----- Data for this exercise -----
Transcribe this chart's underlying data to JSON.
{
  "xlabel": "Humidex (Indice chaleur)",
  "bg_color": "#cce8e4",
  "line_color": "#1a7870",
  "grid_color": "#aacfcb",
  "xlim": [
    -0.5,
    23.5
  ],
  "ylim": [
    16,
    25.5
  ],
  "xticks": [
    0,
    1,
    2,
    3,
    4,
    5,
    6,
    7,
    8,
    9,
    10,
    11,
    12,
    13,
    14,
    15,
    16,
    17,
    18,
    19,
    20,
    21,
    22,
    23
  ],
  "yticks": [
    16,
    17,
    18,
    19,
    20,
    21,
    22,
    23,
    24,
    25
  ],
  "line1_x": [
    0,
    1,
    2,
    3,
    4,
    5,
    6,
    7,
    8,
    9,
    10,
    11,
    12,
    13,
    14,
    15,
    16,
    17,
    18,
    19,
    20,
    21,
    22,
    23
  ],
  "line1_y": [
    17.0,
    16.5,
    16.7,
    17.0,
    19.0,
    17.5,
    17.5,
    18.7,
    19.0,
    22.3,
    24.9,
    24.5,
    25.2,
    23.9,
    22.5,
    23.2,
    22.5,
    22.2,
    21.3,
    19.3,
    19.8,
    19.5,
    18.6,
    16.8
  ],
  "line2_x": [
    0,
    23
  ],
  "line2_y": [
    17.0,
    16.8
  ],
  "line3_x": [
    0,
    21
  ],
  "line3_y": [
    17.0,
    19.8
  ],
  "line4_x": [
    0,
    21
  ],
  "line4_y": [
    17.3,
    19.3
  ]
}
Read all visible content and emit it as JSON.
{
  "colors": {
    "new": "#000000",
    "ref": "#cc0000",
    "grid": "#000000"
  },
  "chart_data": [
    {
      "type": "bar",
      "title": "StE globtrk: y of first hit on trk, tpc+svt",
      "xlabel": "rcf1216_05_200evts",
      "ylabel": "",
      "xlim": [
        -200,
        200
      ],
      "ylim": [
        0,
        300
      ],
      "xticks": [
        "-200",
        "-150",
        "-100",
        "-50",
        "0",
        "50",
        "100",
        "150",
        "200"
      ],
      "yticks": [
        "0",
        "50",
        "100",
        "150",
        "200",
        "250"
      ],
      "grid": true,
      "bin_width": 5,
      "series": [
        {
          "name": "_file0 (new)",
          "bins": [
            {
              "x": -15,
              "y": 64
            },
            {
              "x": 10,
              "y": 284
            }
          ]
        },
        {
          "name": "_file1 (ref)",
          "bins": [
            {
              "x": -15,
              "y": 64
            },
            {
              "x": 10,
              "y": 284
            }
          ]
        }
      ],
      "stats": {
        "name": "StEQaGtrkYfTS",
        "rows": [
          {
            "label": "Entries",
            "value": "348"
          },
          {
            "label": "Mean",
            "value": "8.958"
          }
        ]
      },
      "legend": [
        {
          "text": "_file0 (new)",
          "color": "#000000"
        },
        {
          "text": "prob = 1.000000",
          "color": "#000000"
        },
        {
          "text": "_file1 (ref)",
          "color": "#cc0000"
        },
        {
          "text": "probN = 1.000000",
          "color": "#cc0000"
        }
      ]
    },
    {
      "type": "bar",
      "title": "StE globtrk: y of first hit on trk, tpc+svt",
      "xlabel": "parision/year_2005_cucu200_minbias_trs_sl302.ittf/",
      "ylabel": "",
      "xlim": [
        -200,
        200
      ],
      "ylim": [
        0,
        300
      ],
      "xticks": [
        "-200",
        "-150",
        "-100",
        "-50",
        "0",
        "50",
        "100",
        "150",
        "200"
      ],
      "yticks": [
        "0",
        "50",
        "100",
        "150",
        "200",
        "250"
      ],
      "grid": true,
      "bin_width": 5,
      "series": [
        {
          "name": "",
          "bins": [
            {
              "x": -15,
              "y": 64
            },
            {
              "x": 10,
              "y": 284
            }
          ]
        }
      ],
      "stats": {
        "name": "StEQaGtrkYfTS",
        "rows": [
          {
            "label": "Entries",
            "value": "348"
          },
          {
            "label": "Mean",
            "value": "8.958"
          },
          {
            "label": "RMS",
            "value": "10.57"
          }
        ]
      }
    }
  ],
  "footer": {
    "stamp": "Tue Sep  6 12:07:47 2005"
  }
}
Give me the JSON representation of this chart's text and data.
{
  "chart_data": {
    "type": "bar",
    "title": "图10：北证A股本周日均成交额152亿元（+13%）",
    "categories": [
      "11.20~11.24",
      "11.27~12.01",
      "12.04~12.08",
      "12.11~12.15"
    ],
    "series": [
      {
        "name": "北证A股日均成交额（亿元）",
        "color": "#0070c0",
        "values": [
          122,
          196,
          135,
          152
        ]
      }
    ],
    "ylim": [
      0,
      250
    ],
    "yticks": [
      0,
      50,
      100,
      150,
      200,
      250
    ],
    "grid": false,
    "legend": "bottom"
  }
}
-----
Stated exercise
Show each line of the data that contains the string "JSON".

Result for this exercise
Transcribe this chart's underlying data to JSON.
Read all visible content and emit it as JSON.
Give me the JSON representation of this chart's text and data.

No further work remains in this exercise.